» THE EXERCISE: Your task is to transcribe the data in full.

» STORED DATA:
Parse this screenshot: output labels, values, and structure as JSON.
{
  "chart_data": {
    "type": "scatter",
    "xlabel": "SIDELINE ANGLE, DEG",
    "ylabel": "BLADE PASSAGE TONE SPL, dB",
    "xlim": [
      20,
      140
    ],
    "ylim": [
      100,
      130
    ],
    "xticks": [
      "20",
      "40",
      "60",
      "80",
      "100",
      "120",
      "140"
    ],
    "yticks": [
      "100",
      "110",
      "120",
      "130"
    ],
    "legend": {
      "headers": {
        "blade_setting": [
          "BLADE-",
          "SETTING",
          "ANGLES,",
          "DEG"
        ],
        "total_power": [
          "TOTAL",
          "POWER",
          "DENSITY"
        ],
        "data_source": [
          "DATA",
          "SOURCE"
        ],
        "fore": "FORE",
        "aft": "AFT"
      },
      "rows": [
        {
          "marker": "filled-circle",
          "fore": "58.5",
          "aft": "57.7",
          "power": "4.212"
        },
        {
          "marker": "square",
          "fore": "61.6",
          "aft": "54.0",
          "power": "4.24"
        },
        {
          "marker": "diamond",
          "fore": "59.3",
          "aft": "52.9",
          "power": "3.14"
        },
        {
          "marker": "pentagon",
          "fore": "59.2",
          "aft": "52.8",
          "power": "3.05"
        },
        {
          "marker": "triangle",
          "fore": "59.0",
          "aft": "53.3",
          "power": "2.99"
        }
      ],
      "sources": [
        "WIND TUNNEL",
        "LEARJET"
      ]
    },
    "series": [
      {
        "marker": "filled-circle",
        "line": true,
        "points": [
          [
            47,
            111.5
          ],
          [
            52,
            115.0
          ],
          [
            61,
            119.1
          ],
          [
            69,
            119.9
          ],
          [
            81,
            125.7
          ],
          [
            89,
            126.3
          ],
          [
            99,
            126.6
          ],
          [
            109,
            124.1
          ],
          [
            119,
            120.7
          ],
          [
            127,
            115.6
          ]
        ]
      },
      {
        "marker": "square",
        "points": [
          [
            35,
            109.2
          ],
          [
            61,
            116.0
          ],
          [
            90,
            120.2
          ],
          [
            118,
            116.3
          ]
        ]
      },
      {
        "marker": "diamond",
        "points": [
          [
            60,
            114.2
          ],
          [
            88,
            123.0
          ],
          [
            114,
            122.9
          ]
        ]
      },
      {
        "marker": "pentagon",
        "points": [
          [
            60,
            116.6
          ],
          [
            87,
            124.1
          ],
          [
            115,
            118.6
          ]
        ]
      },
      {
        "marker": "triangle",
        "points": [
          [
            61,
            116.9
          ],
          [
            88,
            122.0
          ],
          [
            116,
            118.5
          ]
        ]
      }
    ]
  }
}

» SOLUTION BELOW:
Parse this screenshot: output labels, values, and structure as JSON.
{
  "chart_data": {
    "type": "scatter",
    "xlabel": "SIDELINE ANGLE, DEG",
    "ylabel": "BLADE PASSAGE TONE SPL, dB",
    "xlim": [
      20,
      140
    ],
    "ylim": [
      100,
      130
    ],
    "xticks": [
      "20",
      "40",
      "60",
      "80",
      "100",
      "120",
      "140"
    ],
    "yticks": [
      "100",
      "110",
      "120",
      "130"
    ],
    "legend": {
      "headers": {
        "blade_setting": [
          "BLADE-",
          "SETTING",
          "ANGLES,",
          "DEG"
        ],
        "total_power": [
          "TOTAL",
          "POWER",
          "DENSITY"
        ],
        "data_source": [
          "DATA",
          "SOURCE"
        ],
        "fore": "FORE",
        "aft": "AFT"
      },
      "rows": [
        {
          "marker": "filled-circle",
          "fore": "58.5",
          "aft": "57.7",
          "power": "4.212"
        },
        {
          "marker": "square",
          "fore": "61.6",
          "aft": "54.0",
          "power": "4.24"
        },
        {
          "marker": "diamond",
          "fore": "59.3",
          "aft": "52.9",
          "power": "3.14"
        },
        {
          "marker": "pentagon",
          "fore": "59.2",
          "aft": "52.8",
          "power": "3.05"
        },
        {
          "marker": "triangle",
          "fore": "59.0",
          "aft": "53.3",
          "power": "2.99"
        }
      ],
      "sources": [
        "WIND TUNNEL",
        "LEARJET"
      ]
    },
    "series": [
      {
        "marker": "filled-circle",
        "line": true,
        "points": [
          [
            47,
            111.5
          ],
          [
            52,
            115.0
          ],
          [
            61,
            119.1
          ],
          [
            69,
            119.9
          ],
          [
            81,
            125.7
          ],
          [
            89,
            126.3
          ],
          [
            99,
            126.6
          ],
          [
            109,
            124.1
          ],
          [
            119,
            120.7
          ],
          [
            127,
            115.6
          ]
        ]
      },
      {
        "marker": "square",
        "points": [
          [
            35,
            109.2
          ],
          [
            61,
            116.0
          ],
          [
            90,
            120.2
          ],
          [
            118,
            116.3
          ]
        ]
      },
      {
        "marker": "diamond",
        "points": [
          [
            60,
            114.2
          ],
          [
            88,
            123.0
          ],
          [
            114,
            122.9
          ]
        ]
      },
      {
        "marker": "pentagon",
        "points": [
          [
            60,
            116.6
          ],
          [
            87,
            124.1
          ],
          [
            115,
            118.6
          ]
        ]
      },
      {
        "marker": "triangle",
        "points": [
          [
            61,
            116.9
          ],
          [
            88,
            122.0
          ],
          [
            116,
            118.5
          ]
        ]
      }
    ]
  }
}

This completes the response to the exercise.